» **Do this**
Write out every line below that includes the word "comparison".

-- start Dataset records --

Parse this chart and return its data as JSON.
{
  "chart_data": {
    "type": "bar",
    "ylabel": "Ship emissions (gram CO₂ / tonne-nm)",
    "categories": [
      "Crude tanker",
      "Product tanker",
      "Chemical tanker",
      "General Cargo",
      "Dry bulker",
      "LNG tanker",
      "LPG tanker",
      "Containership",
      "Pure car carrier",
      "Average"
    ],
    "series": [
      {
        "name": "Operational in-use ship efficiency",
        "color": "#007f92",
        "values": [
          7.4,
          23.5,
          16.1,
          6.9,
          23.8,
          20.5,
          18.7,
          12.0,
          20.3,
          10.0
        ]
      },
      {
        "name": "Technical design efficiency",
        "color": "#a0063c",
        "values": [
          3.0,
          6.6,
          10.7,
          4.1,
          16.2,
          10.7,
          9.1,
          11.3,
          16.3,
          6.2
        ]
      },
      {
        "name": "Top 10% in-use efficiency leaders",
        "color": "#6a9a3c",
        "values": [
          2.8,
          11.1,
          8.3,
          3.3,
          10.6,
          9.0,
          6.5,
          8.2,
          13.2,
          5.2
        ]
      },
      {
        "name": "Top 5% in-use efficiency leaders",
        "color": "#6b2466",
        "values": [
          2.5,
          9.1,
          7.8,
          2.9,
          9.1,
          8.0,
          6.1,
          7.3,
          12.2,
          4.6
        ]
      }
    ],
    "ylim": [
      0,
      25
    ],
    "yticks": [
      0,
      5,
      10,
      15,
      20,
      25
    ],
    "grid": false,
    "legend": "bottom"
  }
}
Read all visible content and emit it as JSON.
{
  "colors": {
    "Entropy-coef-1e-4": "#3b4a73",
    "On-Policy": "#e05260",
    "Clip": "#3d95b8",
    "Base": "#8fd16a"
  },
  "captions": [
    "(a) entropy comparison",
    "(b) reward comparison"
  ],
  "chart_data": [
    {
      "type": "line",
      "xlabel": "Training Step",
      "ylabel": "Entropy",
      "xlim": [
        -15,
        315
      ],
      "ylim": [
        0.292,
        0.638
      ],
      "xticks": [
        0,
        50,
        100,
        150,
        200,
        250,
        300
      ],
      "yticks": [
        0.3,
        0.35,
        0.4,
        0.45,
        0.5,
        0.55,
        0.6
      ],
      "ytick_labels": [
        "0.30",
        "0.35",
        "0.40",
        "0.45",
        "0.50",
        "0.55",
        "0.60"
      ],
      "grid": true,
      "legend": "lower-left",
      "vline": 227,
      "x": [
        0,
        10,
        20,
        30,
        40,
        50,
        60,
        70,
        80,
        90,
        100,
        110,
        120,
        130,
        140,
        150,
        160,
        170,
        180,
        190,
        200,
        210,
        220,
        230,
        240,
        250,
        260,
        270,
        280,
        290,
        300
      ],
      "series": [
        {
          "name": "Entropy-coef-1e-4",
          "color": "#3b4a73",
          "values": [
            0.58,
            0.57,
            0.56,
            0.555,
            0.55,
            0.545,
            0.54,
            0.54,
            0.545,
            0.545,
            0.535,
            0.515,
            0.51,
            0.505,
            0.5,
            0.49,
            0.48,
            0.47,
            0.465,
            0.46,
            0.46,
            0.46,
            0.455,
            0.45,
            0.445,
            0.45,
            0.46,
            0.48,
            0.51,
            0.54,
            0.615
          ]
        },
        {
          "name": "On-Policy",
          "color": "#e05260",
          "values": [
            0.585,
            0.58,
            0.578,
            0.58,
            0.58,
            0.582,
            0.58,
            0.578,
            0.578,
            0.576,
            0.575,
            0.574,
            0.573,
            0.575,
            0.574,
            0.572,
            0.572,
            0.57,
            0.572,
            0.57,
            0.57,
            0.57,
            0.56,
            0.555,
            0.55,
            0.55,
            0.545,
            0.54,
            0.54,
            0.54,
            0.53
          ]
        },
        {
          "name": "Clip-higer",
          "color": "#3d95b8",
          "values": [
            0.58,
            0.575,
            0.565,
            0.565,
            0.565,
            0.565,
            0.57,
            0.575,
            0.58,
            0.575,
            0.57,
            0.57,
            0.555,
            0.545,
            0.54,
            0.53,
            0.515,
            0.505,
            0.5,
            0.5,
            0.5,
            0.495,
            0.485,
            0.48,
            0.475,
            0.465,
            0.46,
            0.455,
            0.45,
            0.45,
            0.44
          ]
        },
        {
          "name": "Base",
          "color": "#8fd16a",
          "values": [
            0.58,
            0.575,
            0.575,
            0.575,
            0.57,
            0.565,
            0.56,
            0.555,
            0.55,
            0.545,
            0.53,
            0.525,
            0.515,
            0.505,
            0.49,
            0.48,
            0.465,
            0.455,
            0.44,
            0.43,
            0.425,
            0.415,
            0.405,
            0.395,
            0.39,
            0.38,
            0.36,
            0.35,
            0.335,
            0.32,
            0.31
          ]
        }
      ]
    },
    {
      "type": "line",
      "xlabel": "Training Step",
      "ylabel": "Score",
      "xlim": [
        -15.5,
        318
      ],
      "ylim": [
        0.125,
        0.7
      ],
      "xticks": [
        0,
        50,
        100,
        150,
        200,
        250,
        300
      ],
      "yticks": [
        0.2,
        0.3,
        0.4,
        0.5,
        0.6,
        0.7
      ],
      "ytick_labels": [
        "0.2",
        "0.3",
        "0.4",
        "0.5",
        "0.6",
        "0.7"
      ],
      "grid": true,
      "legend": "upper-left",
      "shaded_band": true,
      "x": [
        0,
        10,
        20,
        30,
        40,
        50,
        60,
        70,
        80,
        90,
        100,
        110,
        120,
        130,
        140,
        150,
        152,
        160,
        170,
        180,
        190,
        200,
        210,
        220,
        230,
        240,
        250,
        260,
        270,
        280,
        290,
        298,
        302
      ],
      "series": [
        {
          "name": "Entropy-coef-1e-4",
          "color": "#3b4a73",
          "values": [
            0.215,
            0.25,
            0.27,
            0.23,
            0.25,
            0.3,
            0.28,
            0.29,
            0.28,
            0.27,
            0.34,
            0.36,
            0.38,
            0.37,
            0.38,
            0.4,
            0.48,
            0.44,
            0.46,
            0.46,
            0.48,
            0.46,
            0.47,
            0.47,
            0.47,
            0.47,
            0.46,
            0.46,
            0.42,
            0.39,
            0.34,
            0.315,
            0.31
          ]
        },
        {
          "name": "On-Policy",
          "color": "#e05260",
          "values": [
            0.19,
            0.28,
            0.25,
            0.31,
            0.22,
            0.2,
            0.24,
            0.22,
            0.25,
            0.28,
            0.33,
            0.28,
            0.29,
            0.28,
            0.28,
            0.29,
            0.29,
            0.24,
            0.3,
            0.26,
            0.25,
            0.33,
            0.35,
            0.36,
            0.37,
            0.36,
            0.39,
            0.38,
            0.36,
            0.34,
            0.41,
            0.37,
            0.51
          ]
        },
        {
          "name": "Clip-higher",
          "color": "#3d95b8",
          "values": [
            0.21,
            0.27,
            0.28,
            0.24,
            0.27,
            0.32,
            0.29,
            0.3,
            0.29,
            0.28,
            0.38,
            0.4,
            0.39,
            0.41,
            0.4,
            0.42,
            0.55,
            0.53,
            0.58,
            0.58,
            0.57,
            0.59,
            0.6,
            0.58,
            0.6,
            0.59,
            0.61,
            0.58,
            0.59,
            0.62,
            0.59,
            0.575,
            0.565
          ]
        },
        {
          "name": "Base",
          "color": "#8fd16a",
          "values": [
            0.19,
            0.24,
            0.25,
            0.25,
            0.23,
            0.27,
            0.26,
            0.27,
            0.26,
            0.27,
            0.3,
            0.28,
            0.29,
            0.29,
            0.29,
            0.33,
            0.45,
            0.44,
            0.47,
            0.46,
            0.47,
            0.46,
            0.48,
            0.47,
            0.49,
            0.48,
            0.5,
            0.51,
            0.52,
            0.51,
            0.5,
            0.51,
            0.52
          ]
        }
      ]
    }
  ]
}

-- end Dataset records --

» **Output of the task**
    "(a) entropy comparison",
    "(b) reward comparison"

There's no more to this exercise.